** Objective **
Return the material exactly as supplied, apart from the pictures, which are omitted.

****

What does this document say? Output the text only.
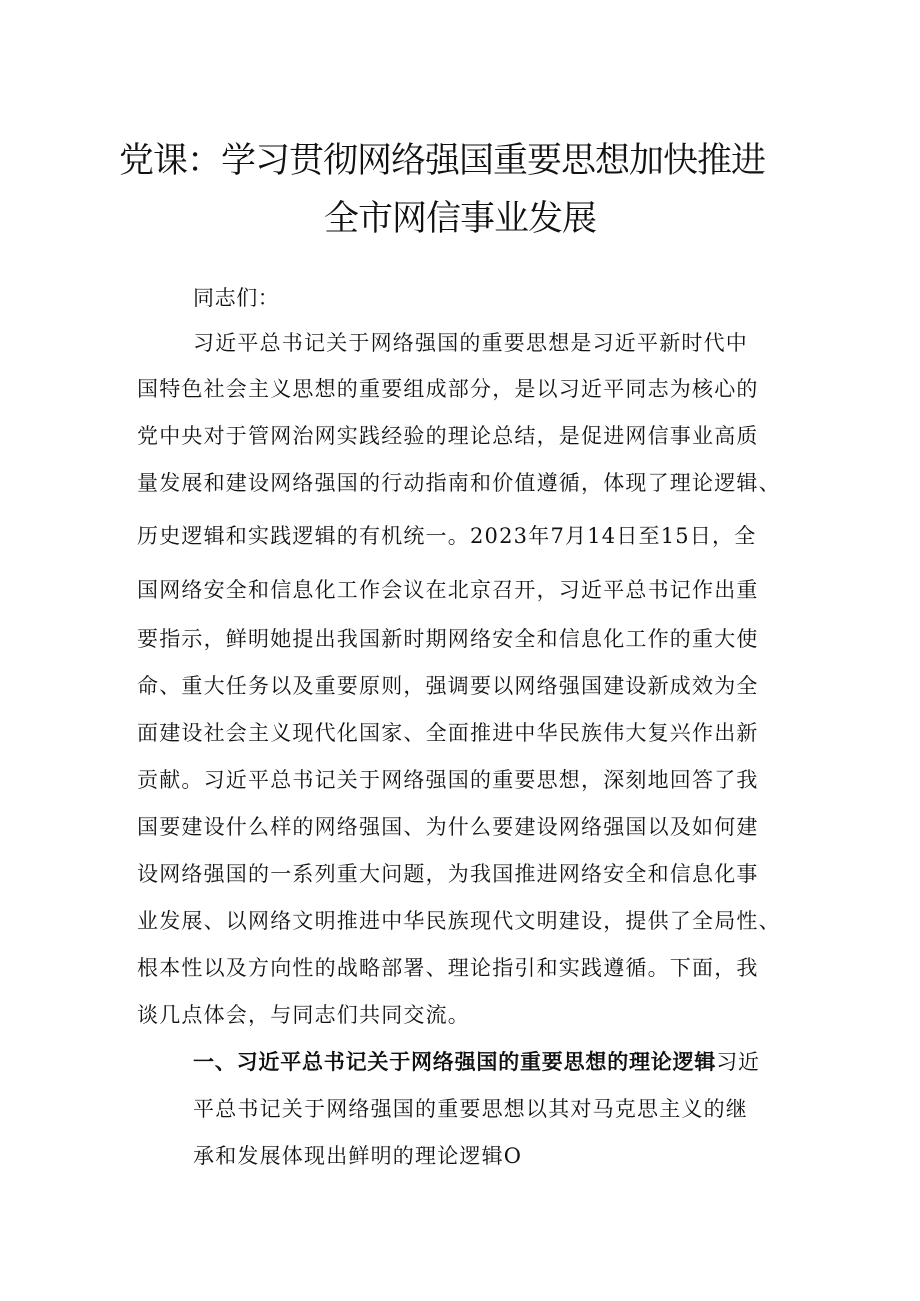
党课：学习贯彻网络强国重要思想加快推进
全市网信事业发展
同志们：
习近平总书记关于网络强国的重要思想是习近平新时代中
国特色社会主义思想的重要组成部分，是以习近平同志为核心的
党中央对于管网治网实践经验的理论总结，是促进网信事业高质
量发展和建设网络强国的行动指南和价值遵循，体现了理论逻辑、
历史逻辑和实践逻辑的有机统一。2023年7月14日至15日，全
国网络安全和信息化工作会议在北京召开，习近平总书记作出重
要指示，鲜明她提出我国新时期网络安全和信息化工作的重大使
命、重大任务以及重要原则，强调要以网络强国建设新成效为全
面建设社会主义现代化国家、全面推进中华民族伟大复兴作出新
贡献。习近平总书记关于网络强国的重要思想，深刻地回答了我
国要建设什么样的网络强国、为什么要建设网络强国以及如何建
设网络强国的一系列重大问题，为我国推进网络安全和信息化事
业发展、以网络文明推进中华民族现代文明建设，提供了全局性、
根本性以及方向性的战略部署、理论指引和实践遵循。下面，我
谈几点体会，与同志们共同交流。
一、习近平总书记关于网络强国的重要思想的理论逻辑习近
平总书记关于网络强国的重要思想以其对马克思主义的继
承和发展体现出鲜明的理论逻辑O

****

** Exercise response **
What does this document say? Output the text only.
党课：学习贯彻网络强国重要思想加快推进
全市网信事业发展
同志们：
习近平总书记关于网络强国的重要思想是习近平新时代中
国特色社会主义思想的重要组成部分，是以习近平同志为核心的
党中央对于管网治网实践经验的理论总结，是促进网信事业高质
量发展和建设网络强国的行动指南和价值遵循，体现了理论逻辑、
历史逻辑和实践逻辑的有机统一。2023年7月14日至15日，全
国网络安全和信息化工作会议在北京召开，习近平总书记作出重
要指示，鲜明她提出我国新时期网络安全和信息化工作的重大使
命、重大任务以及重要原则，强调要以网络强国建设新成效为全
面建设社会主义现代化国家、全面推进中华民族伟大复兴作出新
贡献。习近平总书记关于网络强国的重要思想，深刻地回答了我
国要建设什么样的网络强国、为什么要建设网络强国以及如何建
设网络强国的一系列重大问题，为我国推进网络安全和信息化事
业发展、以网络文明推进中华民族现代文明建设，提供了全局性、
根本性以及方向性的战略部署、理论指引和实践遵循。下面，我
谈几点体会，与同志们共同交流。
一、习近平总书记关于网络强国的重要思想的理论逻辑习近
平总书记关于网络强国的重要思想以其对马克思主义的继
承和发展体现出鲜明的理论逻辑O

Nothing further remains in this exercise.